TRABAJO A REALIZAR: Determine si cada una de las afirmaciones siguientes concuerda con el fragmento y responda sí o no, citando de forma literal las palabras del fragmento que lo deciden. (a) En el pueblo de quien escribe, a estos personajes se les llama «nacidos de la pata del Cid». (b) Estos personajes valoran el ascenso en la escala social basado en el trabajo diario. (c) En lo político, el fragmento sitúa a estos personajes en la Alianza Popular de Manuel Fraga.

FRAGMENTO DE PÁGINA:
━━━━━━━━

Quién más y quién menos conoce a alguien, cuya única misión en la vida parece que sea “mantener” las distancias. En mi pueblo a esos personajes los llamamos “nacidos de la pata del Cid”. Su característica principal es pensar, a estas alturas, que el único mérito, digno de ser exhibido, sea la buena cuna y mejor cama. Y ahora parece que todos mandan en el PP, como en tiempos de AP, el de Fraga y Gallardón.
Confiados en el valor de la herencia -garantizada por el poder establecido, por supuesto- como único medio legítimo de adquisición de la propiedad sobre las cosas, desprecian con toda su alma el valor de la lucha por abrirse camino en la vida, a base de talento y esfuerzo y el ascenso en la escala social con fundamento en el trabajo diario. Son puro antiguo régimen: estamental y perezoso. Y su ámbito natural, el funcionariado, sea al servicio del poder que sea, por muy inmoral que éste se aparezca y los consejos de administración de las “empresas amigas”.
En el ámbito de lo político, su sitio estaba en la Alianza Popular de Manuel Fraga. Y cuando fueron conscientes de que su número jamás le permitiría disfrutar de todo el poder político, por mucha “mayoría natural” que invocaran, accedieron a ser de por vida “El Ministerio de la Oposición”, donde algo caería si se portaban bien y no molestaban demasiado a los chicos de la chaqueta de pana. Al fin y al cabo, antes o después todos serían sus empleados en lo que importaba: ganar dinero, como fuera.

━━━━━━━━

REGISTROS:
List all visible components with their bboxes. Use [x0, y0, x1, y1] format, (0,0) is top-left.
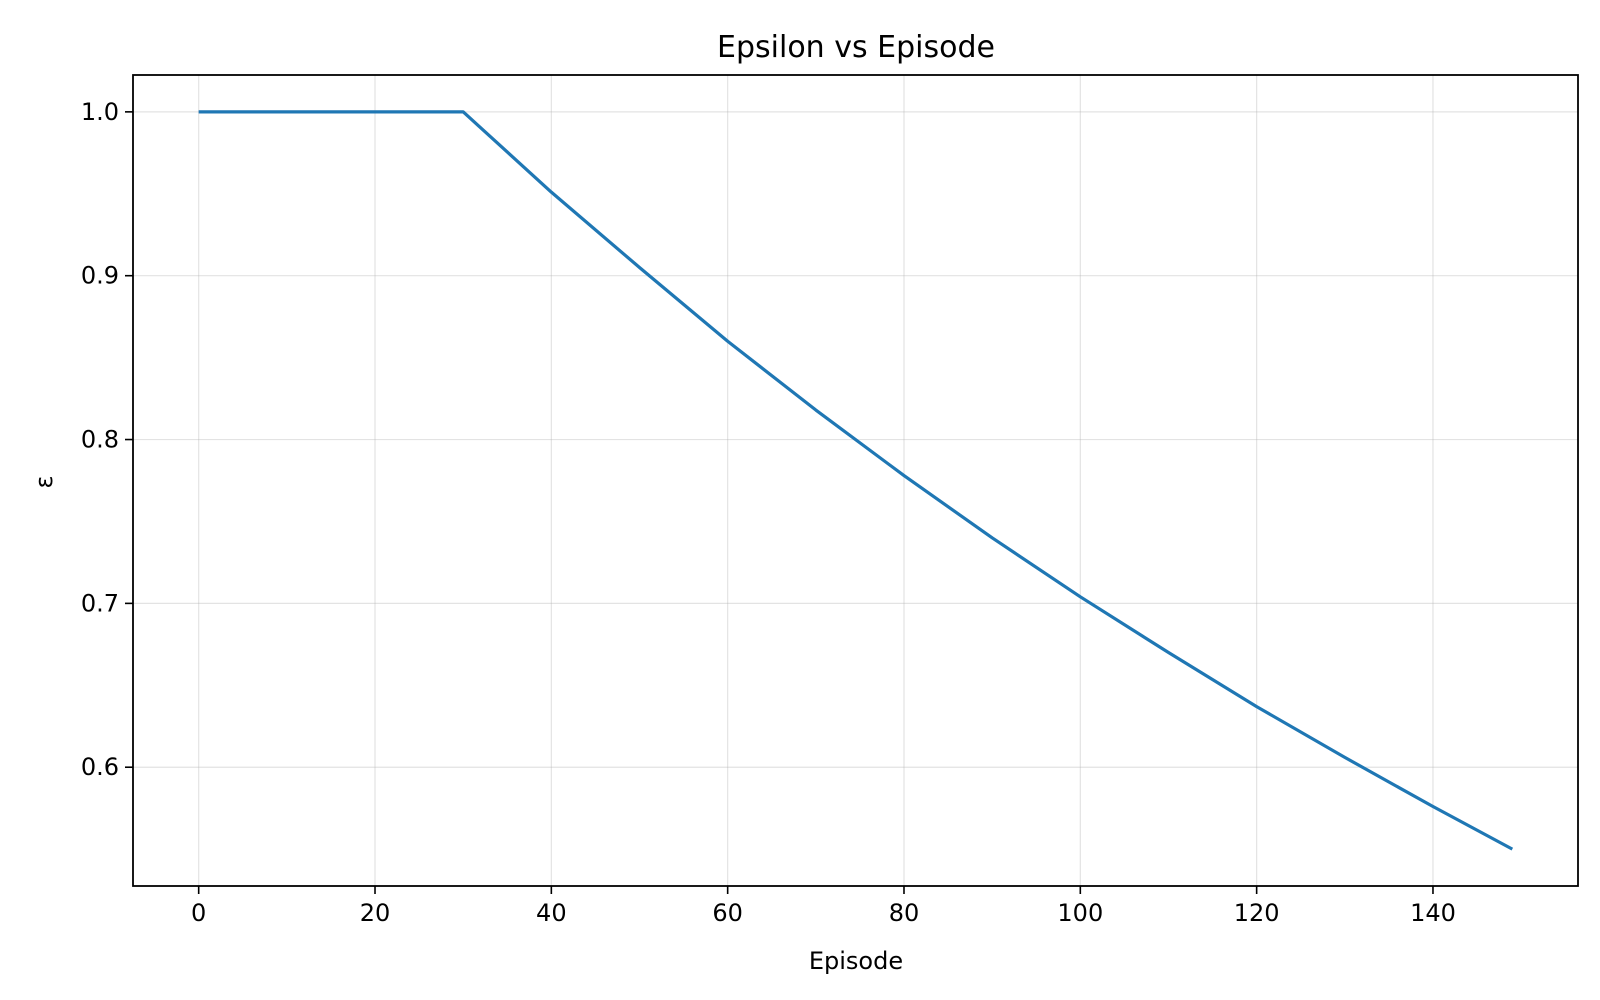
- x-tick-label-1: 20: [360, 899, 391, 927]
- chart-title: Epsilon vs Episode: [717, 30, 995, 65]
- series-line-0: [198, 110, 1514, 851]
- x-tick-label-4: 80: [889, 899, 920, 927]
- axis-ticks: 0 20 40 60 80 100 120 140 0.6 0.7 0.8 0.9 1.0: [81, 98, 1456, 927]
- y-tick-label-0: 0.6: [81, 753, 119, 781]
- grid: [133, 75, 1578, 886]
- y-tick-label-2: 0.8: [81, 426, 119, 454]
- plot-frame: [132, 74, 1579, 887]
- x-tick-label-6: 120: [1234, 899, 1280, 927]
- x-tick-label-5: 100: [1057, 899, 1103, 927]
- series-lines: [198, 110, 1514, 851]
- y-tick-label-1: 0.7: [81, 589, 119, 617]
- x-tick-label-0: 0: [191, 899, 206, 927]
- x-tick-label-2: 40: [536, 899, 567, 927]
- y-tick-label-4: 1.0: [81, 98, 119, 126]
- y-tick-label-3: 0.9: [81, 262, 119, 290]
- x-axis-label: Episode: [809, 947, 903, 975]
- y-axis-label: ε: [30, 476, 58, 489]
- x-tick-label-3: 60: [712, 899, 743, 927]
- x-tick-label-7: 140: [1410, 899, 1456, 927]
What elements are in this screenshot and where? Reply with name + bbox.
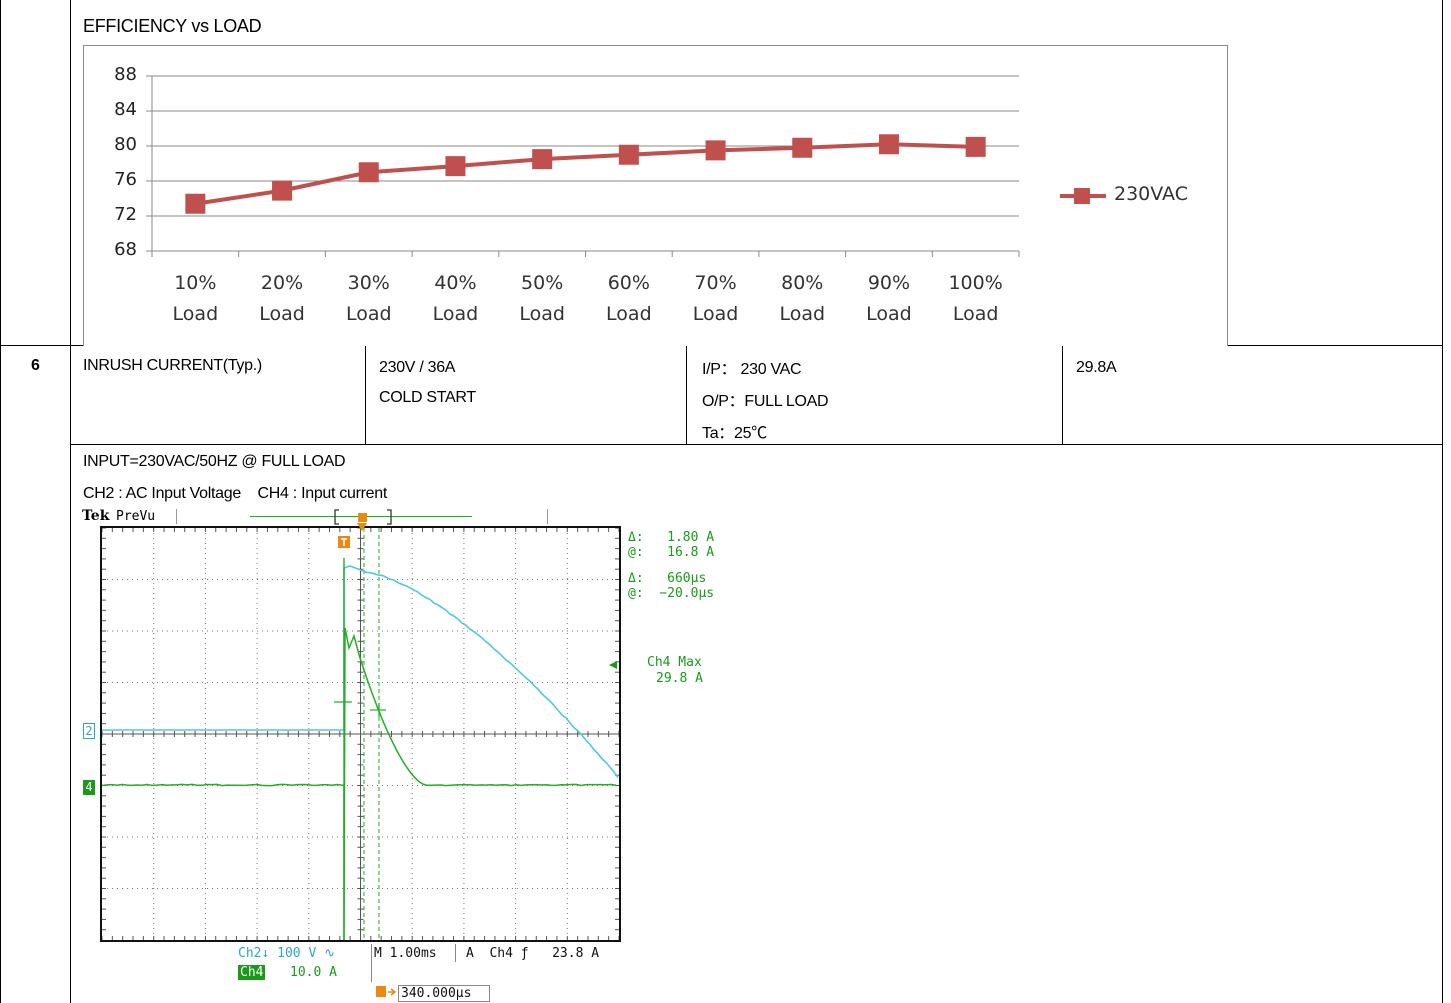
x-tick-label: 30% Load bbox=[329, 268, 409, 330]
x-tick-label: 50% Load bbox=[502, 268, 582, 330]
row6-col2-border bbox=[365, 345, 366, 445]
ch4-label: Ch4 bbox=[238, 965, 265, 980]
result-value: 29.8A bbox=[1076, 359, 1116, 377]
condition-line2: O/P：FULL LOAD bbox=[702, 387, 828, 411]
ch4-marker: 4 bbox=[83, 780, 95, 795]
y-tick-label: 84 bbox=[97, 99, 137, 120]
scope-caption-input: INPUT=230VAC/50HZ @ FULL LOAD bbox=[83, 453, 345, 471]
condition-line1: I/P： 230 VAC bbox=[702, 355, 801, 379]
ch2-marker: 2 bbox=[83, 723, 95, 739]
ch2-setting: Ch2↓ 100 V ∿ bbox=[238, 946, 335, 961]
data-point bbox=[879, 134, 899, 154]
trigger-arrow-icon bbox=[356, 522, 368, 534]
data-point bbox=[272, 181, 292, 201]
data-point bbox=[619, 145, 639, 165]
oscilloscope-screen bbox=[100, 526, 621, 942]
timebase-divider bbox=[455, 944, 456, 962]
condition-line3: Ta：25℃ bbox=[702, 419, 767, 443]
data-point bbox=[532, 149, 552, 169]
x-tick-label: 40% Load bbox=[415, 268, 495, 330]
ch4-max-value: 29.8 A bbox=[656, 671, 703, 686]
data-point bbox=[185, 194, 205, 214]
spec-line1: 230V / 36A bbox=[379, 359, 455, 377]
timebase-setting: M 1.00ms bbox=[374, 946, 437, 961]
y-tick-label: 76 bbox=[97, 169, 137, 190]
table-right-border bbox=[1442, 0, 1443, 1003]
x-tick-label: 60% Load bbox=[589, 268, 669, 330]
row-number: 6 bbox=[31, 357, 40, 375]
scope-mode: PreVu bbox=[116, 509, 155, 524]
spec-line2: COLD START bbox=[379, 389, 476, 407]
y-tick-label: 80 bbox=[97, 134, 137, 155]
trigger-marker-icon bbox=[337, 535, 351, 551]
x-tick-label: 90% Load bbox=[849, 268, 929, 330]
legend-marker-icon bbox=[1058, 186, 1108, 206]
row6-bottom-border bbox=[70, 444, 1443, 445]
y-tick-label: 88 bbox=[97, 64, 137, 85]
series-line bbox=[195, 144, 975, 204]
legend-label: 230VAC bbox=[1114, 183, 1188, 205]
x-tick-label: 100% Load bbox=[936, 268, 1016, 330]
max-pointer-icon bbox=[608, 660, 618, 670]
scope-caption-channels: CH2 : AC Input Voltage CH4 : Input curre… bbox=[83, 485, 387, 503]
data-point bbox=[445, 156, 465, 176]
trigger-position-icon bbox=[375, 985, 397, 999]
data-point bbox=[792, 138, 812, 158]
scope-brand: Tek bbox=[82, 509, 109, 524]
trigger-position: 340.000μs bbox=[398, 985, 490, 1002]
x-tick-label: 10% Load bbox=[155, 268, 235, 330]
meas-delta-time: Δ: 660μs bbox=[628, 571, 706, 586]
ch4-setting: 10.0 A bbox=[290, 965, 337, 980]
meas-at-time: @: −20.0μs bbox=[628, 586, 714, 601]
scope-header-divider bbox=[176, 509, 177, 524]
efficiency-chart: 88 84 80 76 72 68 10% Load 20% Load 30% Load 40% Loa… bbox=[83, 45, 1228, 346]
x-tick-label: 70% Load bbox=[676, 268, 756, 330]
table-left-border bbox=[0, 0, 1, 1003]
ch4-waveform bbox=[102, 628, 616, 940]
item-name: INRUSH CURRENT(Typ.) bbox=[83, 357, 262, 375]
table-col1-border bbox=[70, 0, 71, 1003]
meas-delta-current: Δ: 1.80 A bbox=[628, 530, 714, 545]
trigger-setting: A Ch4 ƒ 23.8 A bbox=[466, 946, 599, 961]
meas-at-current: @: 16.8 A bbox=[628, 545, 714, 560]
oscilloscope-waveforms bbox=[102, 528, 619, 940]
efficiency-title: EFFICIENCY vs LOAD bbox=[83, 16, 261, 37]
y-tick-label: 72 bbox=[97, 204, 137, 225]
y-tick-label: 68 bbox=[97, 239, 137, 260]
x-tick-label: 80% Load bbox=[762, 268, 842, 330]
data-point bbox=[359, 162, 379, 182]
x-tick-label: 20% Load bbox=[242, 268, 322, 330]
data-point bbox=[706, 140, 726, 160]
data-point bbox=[966, 137, 986, 157]
scope-header-divider-right bbox=[547, 509, 548, 524]
row6-col3-border bbox=[686, 345, 687, 445]
ch4-max-label: Ch4 Max bbox=[647, 655, 702, 670]
row6-col4-border bbox=[1062, 345, 1063, 445]
ch2-setting-divider bbox=[371, 944, 372, 982]
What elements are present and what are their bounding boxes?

━━━━━━━━

RESPUESTA AL EJERCICIO:
(a) Sí: "En mi pueblo a esos personajes los llamamos “nacidos de la pata del Cid”."
(b) No: "desprecian con toda su alma el valor de la lucha por abrirse camino en la vida, a base de talento y esfuerzo y el ascenso en la escala social con fundamento en el trabajo diario."
(c) Sí: "En el ámbito de lo político, su sitio estaba en la Alianza Popular de Manuel Fraga."